# Excerpted passage
[ntp:questions] Re: minpoll and maxpoll
Brad Knowles
brad at stop.mail-abuse.org
Tue Dec 21 16:15:40 UTC 2004
At 3:15 PM +0000 2004-12-21, srui at fe.up.pt wrote:
> good enough to keep time between power cycles. In a normal situation with
> a big clock skew the NTP daemon crashes, so I was told that using a low
> value for minpoll would solve this and it would be the correct equivalent
> to a forced initial correction.
The daemon doesn't actually crash. What happens is that it sees
the difference as being too large, and it decides that it can't fix
this problem and quits.
> Is this true? What solutions do I have
> for this?
Whoever told you that was very, very wrong. Minpoll and maxpoll
have to do with how long ntpd will wait between sending volleys to
the selected time servers, to try and get an idea of what they think
the current time is and how that compares to the others, etc....

# Parts of the exercise
1/ Print the passage from the mailing-list reply on minpoll and maxpoll, beginning at the words "Whoever told you" and stopping after "the others, etc....".
2/ According to the mailing-list reply on minpoll and maxpoll, what does the NTP daemon do when it sees the time difference as too large?
Rely solely on the text provided above when responding.

# Information provided
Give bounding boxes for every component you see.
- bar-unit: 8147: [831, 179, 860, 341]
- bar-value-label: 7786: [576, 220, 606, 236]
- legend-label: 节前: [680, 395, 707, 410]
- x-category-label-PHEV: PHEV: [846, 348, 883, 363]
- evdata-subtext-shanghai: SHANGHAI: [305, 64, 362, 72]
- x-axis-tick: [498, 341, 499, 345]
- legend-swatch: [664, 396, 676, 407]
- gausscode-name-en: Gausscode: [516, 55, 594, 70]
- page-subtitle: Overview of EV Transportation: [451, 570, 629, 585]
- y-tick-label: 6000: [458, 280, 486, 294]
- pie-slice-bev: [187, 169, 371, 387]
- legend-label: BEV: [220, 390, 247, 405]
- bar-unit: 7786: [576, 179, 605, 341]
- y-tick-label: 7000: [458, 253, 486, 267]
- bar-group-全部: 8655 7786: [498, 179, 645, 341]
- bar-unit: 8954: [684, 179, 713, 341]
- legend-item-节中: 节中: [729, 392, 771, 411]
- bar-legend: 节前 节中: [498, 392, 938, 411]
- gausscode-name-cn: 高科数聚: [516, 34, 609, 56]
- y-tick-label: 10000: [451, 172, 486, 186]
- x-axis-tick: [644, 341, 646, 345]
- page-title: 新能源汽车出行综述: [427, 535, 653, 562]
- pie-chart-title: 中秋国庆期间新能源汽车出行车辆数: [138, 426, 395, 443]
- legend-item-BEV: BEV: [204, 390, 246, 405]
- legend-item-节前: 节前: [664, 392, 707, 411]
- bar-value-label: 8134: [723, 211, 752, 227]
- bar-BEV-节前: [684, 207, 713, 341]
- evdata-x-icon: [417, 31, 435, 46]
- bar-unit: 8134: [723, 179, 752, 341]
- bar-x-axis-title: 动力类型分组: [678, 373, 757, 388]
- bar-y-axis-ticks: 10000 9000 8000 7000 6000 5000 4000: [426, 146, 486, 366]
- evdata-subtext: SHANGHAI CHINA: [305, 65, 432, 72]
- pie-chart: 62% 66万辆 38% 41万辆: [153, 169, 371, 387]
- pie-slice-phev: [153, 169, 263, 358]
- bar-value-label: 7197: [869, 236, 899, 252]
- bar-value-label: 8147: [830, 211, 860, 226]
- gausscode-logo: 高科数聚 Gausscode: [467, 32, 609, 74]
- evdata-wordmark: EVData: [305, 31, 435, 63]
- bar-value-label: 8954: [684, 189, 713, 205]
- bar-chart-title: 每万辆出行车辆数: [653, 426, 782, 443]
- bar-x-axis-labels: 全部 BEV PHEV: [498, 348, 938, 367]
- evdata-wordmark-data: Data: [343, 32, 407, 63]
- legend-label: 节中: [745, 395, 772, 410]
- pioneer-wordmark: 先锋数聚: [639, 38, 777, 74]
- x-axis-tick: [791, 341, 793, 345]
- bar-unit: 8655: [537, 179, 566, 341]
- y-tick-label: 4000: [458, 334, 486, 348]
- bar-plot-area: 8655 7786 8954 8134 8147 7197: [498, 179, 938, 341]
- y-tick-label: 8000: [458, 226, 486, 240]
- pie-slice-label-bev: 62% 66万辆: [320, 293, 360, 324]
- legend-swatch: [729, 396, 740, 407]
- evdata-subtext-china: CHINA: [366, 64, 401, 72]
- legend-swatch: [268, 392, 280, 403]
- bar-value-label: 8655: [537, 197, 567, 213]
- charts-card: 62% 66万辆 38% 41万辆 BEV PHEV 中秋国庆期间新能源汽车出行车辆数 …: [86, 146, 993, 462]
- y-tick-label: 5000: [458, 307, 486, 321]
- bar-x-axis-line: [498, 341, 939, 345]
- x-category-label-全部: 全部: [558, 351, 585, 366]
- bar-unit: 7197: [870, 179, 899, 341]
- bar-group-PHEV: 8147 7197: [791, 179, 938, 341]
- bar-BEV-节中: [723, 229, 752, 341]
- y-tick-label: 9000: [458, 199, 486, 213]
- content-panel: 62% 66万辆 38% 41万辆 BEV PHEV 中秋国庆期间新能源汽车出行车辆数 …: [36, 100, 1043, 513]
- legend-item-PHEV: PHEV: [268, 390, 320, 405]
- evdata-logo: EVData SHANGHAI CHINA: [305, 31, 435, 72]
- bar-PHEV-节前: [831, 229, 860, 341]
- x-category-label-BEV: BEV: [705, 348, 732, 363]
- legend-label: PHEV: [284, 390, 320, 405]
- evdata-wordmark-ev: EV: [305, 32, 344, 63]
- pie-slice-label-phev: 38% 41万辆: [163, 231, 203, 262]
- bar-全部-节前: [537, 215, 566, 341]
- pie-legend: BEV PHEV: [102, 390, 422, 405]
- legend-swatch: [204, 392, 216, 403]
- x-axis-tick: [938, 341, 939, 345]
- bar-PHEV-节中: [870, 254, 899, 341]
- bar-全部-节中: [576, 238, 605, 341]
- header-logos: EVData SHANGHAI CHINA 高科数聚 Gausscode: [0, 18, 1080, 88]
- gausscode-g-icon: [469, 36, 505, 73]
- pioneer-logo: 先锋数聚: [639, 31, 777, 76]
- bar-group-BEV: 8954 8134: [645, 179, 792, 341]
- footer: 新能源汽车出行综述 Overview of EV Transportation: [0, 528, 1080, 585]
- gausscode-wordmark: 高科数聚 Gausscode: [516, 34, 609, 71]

# Replies
1/
Whoever told you that was very, very wrong. Minpoll and maxpoll
have to do with how long ntpd will wait between sending volleys to
the selected time servers, to try and get an idea of what they think
the current time is and how that compares to the others, etc....

2/ It decides that it cannot fix the problem and quits.